DATASET CONTENT:
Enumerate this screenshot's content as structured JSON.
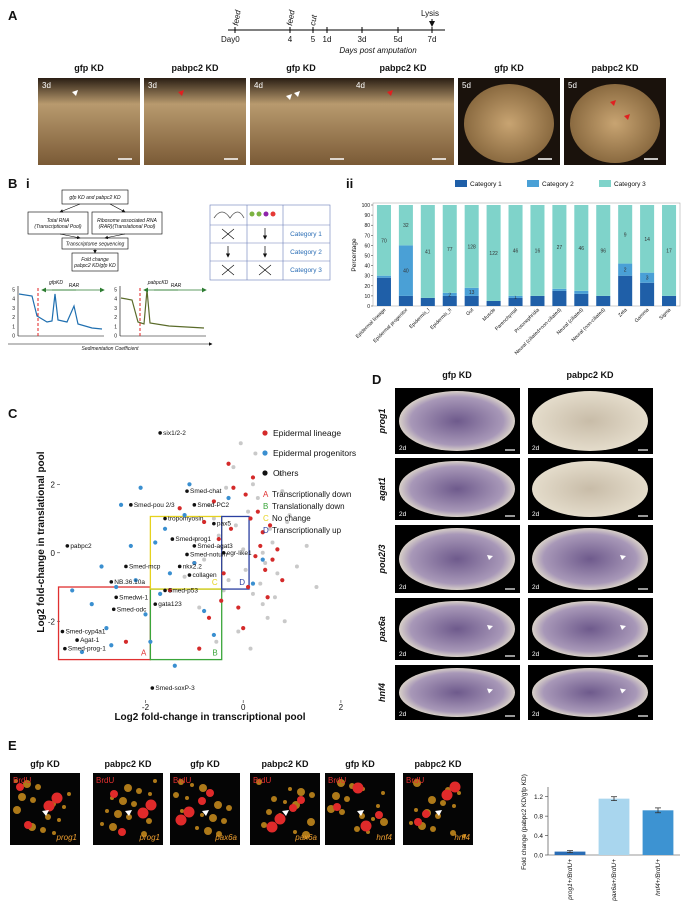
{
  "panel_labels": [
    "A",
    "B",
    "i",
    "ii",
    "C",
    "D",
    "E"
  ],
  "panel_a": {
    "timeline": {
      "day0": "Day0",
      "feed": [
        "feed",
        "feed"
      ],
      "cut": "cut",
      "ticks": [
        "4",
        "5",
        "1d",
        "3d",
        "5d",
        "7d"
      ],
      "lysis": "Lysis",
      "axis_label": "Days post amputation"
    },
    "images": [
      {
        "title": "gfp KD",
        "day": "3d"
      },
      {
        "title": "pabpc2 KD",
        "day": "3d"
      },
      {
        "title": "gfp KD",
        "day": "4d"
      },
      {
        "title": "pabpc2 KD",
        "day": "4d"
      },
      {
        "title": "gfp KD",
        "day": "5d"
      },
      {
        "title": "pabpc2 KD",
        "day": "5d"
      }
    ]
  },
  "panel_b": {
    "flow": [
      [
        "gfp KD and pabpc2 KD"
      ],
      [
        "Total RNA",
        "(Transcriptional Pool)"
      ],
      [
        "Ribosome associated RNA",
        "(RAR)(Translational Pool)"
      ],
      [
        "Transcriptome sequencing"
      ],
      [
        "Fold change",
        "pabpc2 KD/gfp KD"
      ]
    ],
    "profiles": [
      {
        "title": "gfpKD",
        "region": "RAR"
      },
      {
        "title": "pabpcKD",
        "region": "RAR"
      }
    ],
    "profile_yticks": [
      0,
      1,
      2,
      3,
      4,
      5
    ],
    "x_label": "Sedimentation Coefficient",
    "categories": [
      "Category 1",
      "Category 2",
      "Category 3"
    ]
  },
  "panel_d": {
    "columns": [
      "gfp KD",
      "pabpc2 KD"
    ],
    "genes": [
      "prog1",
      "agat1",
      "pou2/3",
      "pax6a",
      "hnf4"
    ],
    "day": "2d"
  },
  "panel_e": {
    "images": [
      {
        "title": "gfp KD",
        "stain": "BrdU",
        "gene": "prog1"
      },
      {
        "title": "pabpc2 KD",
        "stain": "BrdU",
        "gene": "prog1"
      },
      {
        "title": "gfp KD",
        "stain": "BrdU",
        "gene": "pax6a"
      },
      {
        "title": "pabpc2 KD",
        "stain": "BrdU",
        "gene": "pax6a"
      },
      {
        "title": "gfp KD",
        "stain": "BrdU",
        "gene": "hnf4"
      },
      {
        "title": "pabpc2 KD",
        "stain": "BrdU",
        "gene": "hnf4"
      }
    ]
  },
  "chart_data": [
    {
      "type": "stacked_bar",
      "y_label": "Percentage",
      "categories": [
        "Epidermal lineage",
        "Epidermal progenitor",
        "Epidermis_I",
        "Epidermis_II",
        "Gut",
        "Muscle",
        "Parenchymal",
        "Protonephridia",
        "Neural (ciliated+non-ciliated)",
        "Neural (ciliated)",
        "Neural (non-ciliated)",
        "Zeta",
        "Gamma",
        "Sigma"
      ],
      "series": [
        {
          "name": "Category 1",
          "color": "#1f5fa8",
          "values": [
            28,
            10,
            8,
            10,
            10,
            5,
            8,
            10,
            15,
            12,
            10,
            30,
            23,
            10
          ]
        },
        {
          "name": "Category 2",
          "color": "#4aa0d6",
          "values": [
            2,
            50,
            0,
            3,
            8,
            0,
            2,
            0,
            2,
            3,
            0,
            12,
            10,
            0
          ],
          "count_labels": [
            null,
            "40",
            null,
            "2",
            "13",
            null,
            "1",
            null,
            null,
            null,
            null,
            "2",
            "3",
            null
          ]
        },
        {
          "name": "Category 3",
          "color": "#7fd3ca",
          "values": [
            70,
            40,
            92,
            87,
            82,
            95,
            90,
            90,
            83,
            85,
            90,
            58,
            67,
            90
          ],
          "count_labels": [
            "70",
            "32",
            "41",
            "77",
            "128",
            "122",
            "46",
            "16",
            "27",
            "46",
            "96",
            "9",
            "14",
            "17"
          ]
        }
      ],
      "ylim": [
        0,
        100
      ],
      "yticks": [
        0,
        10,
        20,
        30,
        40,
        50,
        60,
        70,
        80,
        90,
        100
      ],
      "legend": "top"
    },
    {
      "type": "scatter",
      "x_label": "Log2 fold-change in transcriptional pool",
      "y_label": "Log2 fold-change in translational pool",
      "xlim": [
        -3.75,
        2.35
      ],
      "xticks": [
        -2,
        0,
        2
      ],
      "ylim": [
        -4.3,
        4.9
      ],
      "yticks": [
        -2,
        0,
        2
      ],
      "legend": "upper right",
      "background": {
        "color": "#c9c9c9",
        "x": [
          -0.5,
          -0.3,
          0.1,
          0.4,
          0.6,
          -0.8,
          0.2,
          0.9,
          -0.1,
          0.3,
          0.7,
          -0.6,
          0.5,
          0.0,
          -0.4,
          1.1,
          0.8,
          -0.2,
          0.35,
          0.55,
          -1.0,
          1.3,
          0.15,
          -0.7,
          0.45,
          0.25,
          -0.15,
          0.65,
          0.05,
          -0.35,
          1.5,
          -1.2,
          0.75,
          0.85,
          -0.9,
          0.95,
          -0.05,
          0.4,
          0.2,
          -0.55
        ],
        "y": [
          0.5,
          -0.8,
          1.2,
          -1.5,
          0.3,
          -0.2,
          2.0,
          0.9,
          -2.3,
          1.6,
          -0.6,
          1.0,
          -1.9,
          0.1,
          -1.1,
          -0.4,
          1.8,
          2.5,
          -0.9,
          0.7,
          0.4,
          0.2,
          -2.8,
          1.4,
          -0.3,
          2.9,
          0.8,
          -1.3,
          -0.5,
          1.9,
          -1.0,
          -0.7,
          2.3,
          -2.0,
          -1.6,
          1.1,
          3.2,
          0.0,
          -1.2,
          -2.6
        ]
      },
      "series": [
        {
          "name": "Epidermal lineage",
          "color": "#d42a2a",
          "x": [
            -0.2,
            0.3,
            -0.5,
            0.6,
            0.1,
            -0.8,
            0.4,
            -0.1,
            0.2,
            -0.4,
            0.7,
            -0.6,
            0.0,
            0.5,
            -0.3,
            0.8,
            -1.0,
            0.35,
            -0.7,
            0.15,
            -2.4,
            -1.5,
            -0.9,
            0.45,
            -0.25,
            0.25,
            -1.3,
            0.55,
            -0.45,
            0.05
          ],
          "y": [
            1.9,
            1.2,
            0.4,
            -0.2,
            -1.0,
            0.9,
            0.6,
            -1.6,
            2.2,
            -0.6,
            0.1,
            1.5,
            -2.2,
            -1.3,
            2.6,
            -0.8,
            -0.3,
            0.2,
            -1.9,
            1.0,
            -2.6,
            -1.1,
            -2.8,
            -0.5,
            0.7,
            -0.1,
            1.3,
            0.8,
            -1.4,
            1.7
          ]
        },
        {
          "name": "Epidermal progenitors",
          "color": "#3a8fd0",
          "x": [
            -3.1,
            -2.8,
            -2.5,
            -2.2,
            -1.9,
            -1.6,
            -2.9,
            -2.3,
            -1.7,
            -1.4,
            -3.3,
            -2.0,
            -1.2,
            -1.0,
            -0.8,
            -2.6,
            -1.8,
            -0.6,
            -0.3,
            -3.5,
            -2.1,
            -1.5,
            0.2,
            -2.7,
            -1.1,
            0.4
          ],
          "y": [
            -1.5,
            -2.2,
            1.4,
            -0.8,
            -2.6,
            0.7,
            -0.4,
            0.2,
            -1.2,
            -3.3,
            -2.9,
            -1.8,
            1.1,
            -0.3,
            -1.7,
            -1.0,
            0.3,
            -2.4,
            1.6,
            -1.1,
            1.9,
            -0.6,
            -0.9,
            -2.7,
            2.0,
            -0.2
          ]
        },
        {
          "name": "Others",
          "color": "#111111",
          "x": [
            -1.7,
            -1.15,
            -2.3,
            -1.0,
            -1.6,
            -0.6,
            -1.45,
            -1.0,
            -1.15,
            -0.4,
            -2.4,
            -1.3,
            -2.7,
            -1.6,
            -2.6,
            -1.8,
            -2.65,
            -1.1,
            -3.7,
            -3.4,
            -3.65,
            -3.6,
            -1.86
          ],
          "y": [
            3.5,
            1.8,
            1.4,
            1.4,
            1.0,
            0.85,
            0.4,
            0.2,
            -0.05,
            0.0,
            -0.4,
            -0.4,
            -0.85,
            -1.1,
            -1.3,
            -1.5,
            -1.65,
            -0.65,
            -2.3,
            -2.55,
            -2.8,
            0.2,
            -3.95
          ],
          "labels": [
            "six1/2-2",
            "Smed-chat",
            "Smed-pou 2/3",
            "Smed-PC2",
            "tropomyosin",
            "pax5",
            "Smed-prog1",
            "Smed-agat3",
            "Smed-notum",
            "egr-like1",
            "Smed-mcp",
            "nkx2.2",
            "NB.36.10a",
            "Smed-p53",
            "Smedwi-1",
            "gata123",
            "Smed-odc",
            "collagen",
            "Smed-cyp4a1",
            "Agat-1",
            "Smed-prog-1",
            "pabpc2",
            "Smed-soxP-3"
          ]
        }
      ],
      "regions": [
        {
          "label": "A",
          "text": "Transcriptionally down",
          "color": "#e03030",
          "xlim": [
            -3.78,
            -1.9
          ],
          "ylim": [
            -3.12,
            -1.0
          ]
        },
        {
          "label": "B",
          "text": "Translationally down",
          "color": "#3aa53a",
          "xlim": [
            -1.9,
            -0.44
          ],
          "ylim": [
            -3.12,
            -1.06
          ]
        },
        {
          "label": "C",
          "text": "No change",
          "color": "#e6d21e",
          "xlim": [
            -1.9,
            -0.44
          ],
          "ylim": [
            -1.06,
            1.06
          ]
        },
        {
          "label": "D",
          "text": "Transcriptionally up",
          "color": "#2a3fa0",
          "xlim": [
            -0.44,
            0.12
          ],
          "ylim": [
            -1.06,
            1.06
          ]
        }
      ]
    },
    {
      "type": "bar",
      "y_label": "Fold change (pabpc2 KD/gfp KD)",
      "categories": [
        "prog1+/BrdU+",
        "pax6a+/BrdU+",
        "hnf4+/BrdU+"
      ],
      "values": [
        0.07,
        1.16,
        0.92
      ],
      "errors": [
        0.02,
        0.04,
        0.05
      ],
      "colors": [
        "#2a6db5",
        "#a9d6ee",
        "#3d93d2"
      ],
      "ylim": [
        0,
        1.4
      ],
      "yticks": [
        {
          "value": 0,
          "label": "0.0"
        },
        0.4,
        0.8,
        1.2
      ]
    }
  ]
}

EXERCISE: For the word "Epidermal", return every line of the records that holds it.

YOUR SOLUTION:
        "Epidermal lineage",
        "Epidermal progenitor",
          "name": "Epidermal lineage",
          "name": "Epidermal progenitors",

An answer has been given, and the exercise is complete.